Would you quote every entry exactly, dropping only the pictures?
START TASK INPUTS
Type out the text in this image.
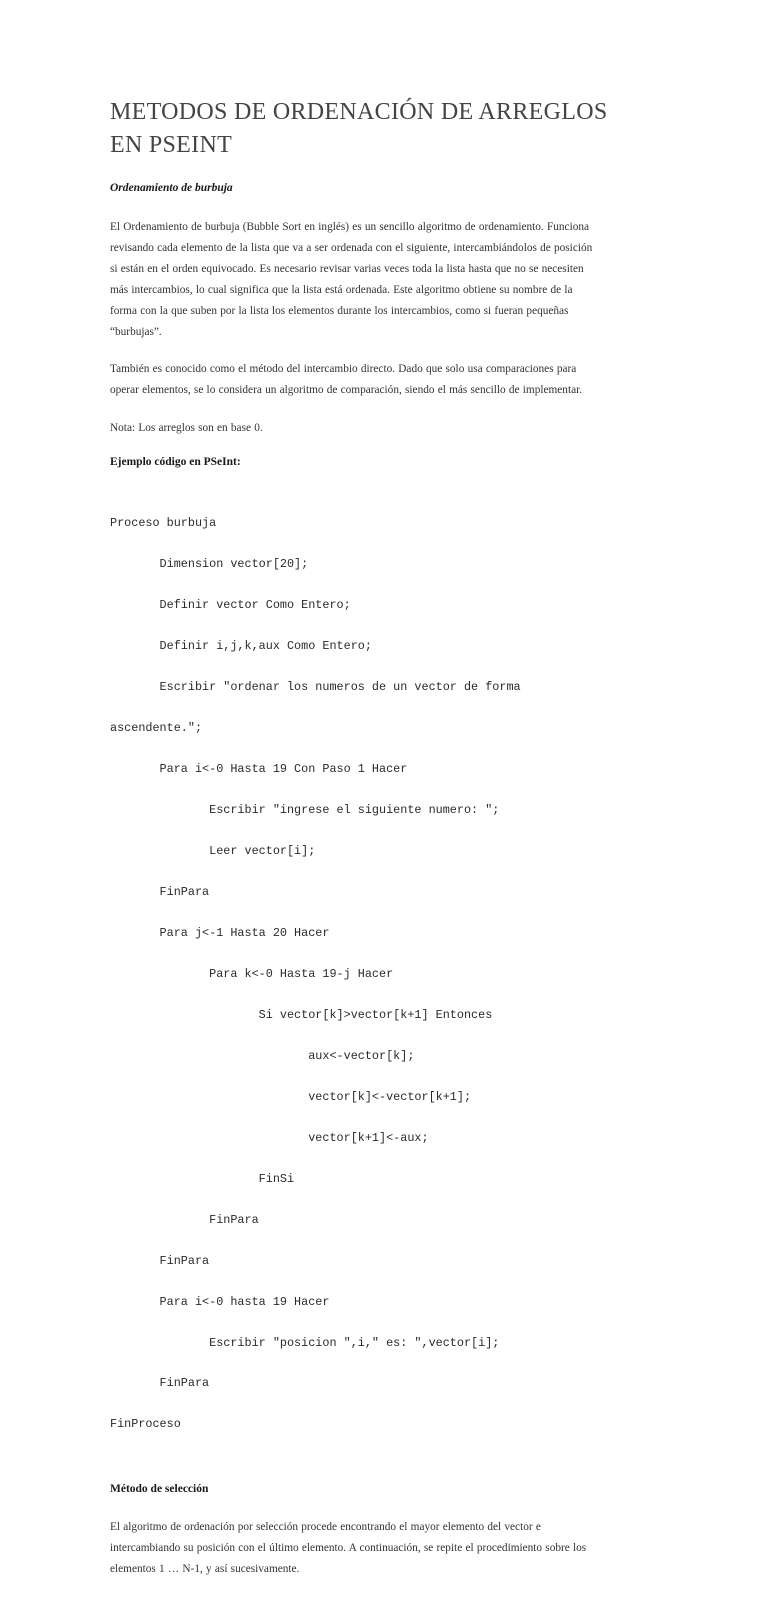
METODOS DE ORDENACIÓN DE ARREGLOS
EN PSEINT
Ordenamiento de burbuja
El Ordenamiento de burbuja (Bubble Sort en inglés) es un sencillo algoritmo de ordenamiento. Funciona
revisando cada elemento de la lista que va a ser ordenada con el siguiente, intercambiándolos de posición
si están en el orden equivocado. Es necesario revisar varias veces toda la lista hasta que no se necesiten
más intercambios, lo cual significa que la lista está ordenada. Este algoritmo obtiene su nombre de la
forma con la que suben por la lista los elementos durante los intercambios, como si fueran pequeñas
“burbujas”.
También es conocido como el método del intercambio directo. Dado que solo usa comparaciones para
operar elementos, se lo considera un algoritmo de comparación, siendo el más sencillo de implementar.
Nota: Los arreglos son en base 0.
Ejemplo código en PSeInt:

Proceso burbuja

Dimension vector[20];

Definir vector Como Entero;

Definir i,j,k,aux Como Entero;

Escribir "ordenar los numeros de un vector de forma

ascendente.";

Para i<-0 Hasta 19 Con Paso 1 Hacer

Escribir "ingrese el siguiente numero: ";

Leer vector[i];

FinPara

Para j<-1 Hasta 20 Hacer

Para k<-0 Hasta 19-j Hacer

Si vector[k]>vector[k+1] Entonces

aux<-vector[k];

vector[k]<-vector[k+1];

vector[k+1]<-aux;

FinSi

FinPara

FinPara

Para i<-0 hasta 19 Hacer

Escribir "posicion ",i," es: ",vector[i];

FinPara

FinProceso

Método de selección
El algoritmo de ordenación por selección procede encontrando el mayor elemento del vector e
intercambiando su posición con el último elemento. A continuación, se repite el procedimiento sobre los
elementos 1 … N-1, y así sucesivamente.
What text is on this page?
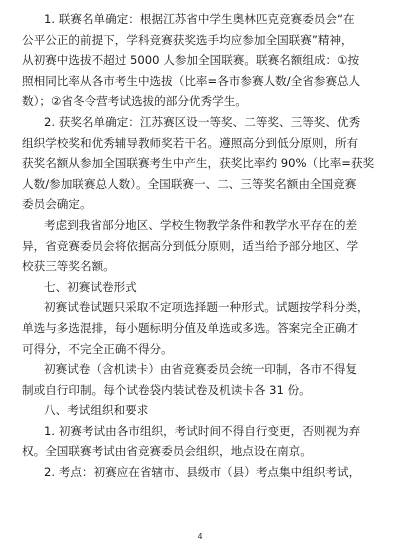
1. 联赛名单确定：根据江苏省中学生奥林匹克竞赛委员会“在
公平公正的前提下，学科竞赛获奖选手均应参加全国联赛”精神，
从初赛中选拔不超过 5000 人参加全国联赛。联赛名额组成：①按
照相同比率从各市考生中选拔（比率=各市参赛人数/全省参赛总人
数）；②省冬令营考试选拔的部分优秀学生。

2. 获奖名单确定：江苏赛区设一等奖、二等奖、三等奖、优秀
组织学校奖和优秀辅导教师奖若干名。遵照高分到低分原则，所有
获奖名额从参加全国联赛考生中产生，获奖比率约 90%（比率=获奖
人数/参加联赛总人数）。全国联赛一、二、三等奖名额由全国竞赛
委员会确定。

考虑到我省部分地区、学校生物教学条件和教学水平存在的差
异，省竞赛委员会将依据高分到低分原则，适当给予部分地区、学
校获三等奖名额。

七、初赛试卷形式

初赛试卷试题只采取不定项选择题一种形式。试题按学科分类，
单选与多选混排，每小题标明分值及单选或多选。答案完全正确才
可得分，不完全正确不得分。

初赛试卷（含机读卡）由省竞赛委员会统一印制，各市不得复
制或自行印制。每个试卷袋内装试卷及机读卡各 31 份。

八、考试组织和要求

1. 初赛考试由各市组织，考试时间不得自行变更，否则视为弃
权。全国联赛考试由省竞赛委员会组织，地点设在南京。

2. 考点：初赛应在省辖市、县级市（县）考点集中组织考试，

4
END TASK INPUTS
WORKED ANSWER
Type out the text in this image.
METODOS DE ORDENACIÓN DE ARREGLOS
EN PSEINT
Ordenamiento de burbuja
El Ordenamiento de burbuja (Bubble Sort en inglés) es un sencillo algoritmo de ordenamiento. Funciona
revisando cada elemento de la lista que va a ser ordenada con el siguiente, intercambiándolos de posición
si están en el orden equivocado. Es necesario revisar varias veces toda la lista hasta que no se necesiten
más intercambios, lo cual significa que la lista está ordenada. Este algoritmo obtiene su nombre de la
forma con la que suben por la lista los elementos durante los intercambios, como si fueran pequeñas
“burbujas”.
También es conocido como el método del intercambio directo. Dado que solo usa comparaciones para
operar elementos, se lo considera un algoritmo de comparación, siendo el más sencillo de implementar.
Nota: Los arreglos son en base 0.
Ejemplo código en PSeInt:

Proceso burbuja

Dimension vector[20];

Definir vector Como Entero;

Definir i,j,k,aux Como Entero;

Escribir "ordenar los numeros de un vector de forma

ascendente.";

Para i<-0 Hasta 19 Con Paso 1 Hacer

Escribir "ingrese el siguiente numero: ";

Leer vector[i];

FinPara

Para j<-1 Hasta 20 Hacer

Para k<-0 Hasta 19-j Hacer

Si vector[k]>vector[k+1] Entonces

aux<-vector[k];

vector[k]<-vector[k+1];

vector[k+1]<-aux;

FinSi

FinPara

FinPara

Para i<-0 hasta 19 Hacer

Escribir "posicion ",i," es: ",vector[i];

FinPara

FinProceso

Método de selección
El algoritmo de ordenación por selección procede encontrando el mayor elemento del vector e
intercambiando su posición con el último elemento. A continuación, se repite el procedimiento sobre los
elementos 1 … N-1, y así sucesivamente.
What text is on this page?
1. 联赛名单确定：根据江苏省中学生奥林匹克竞赛委员会“在
公平公正的前提下，学科竞赛获奖选手均应参加全国联赛”精神，
从初赛中选拔不超过 5000 人参加全国联赛。联赛名额组成：①按
照相同比率从各市考生中选拔（比率=各市参赛人数/全省参赛总人
数）；②省冬令营考试选拔的部分优秀学生。

2. 获奖名单确定：江苏赛区设一等奖、二等奖、三等奖、优秀
组织学校奖和优秀辅导教师奖若干名。遵照高分到低分原则，所有
获奖名额从参加全国联赛考生中产生，获奖比率约 90%（比率=获奖
人数/参加联赛总人数）。全国联赛一、二、三等奖名额由全国竞赛
委员会确定。

考虑到我省部分地区、学校生物教学条件和教学水平存在的差
异，省竞赛委员会将依据高分到低分原则，适当给予部分地区、学
校获三等奖名额。

七、初赛试卷形式

初赛试卷试题只采取不定项选择题一种形式。试题按学科分类，
单选与多选混排，每小题标明分值及单选或多选。答案完全正确才
可得分，不完全正确不得分。

初赛试卷（含机读卡）由省竞赛委员会统一印制，各市不得复
制或自行印制。每个试卷袋内装试卷及机读卡各 31 份。

八、考试组织和要求

1. 初赛考试由各市组织，考试时间不得自行变更，否则视为弃
权。全国联赛考试由省竞赛委员会组织，地点设在南京。

2. 考点：初赛应在省辖市、县级市（县）考点集中组织考试，

4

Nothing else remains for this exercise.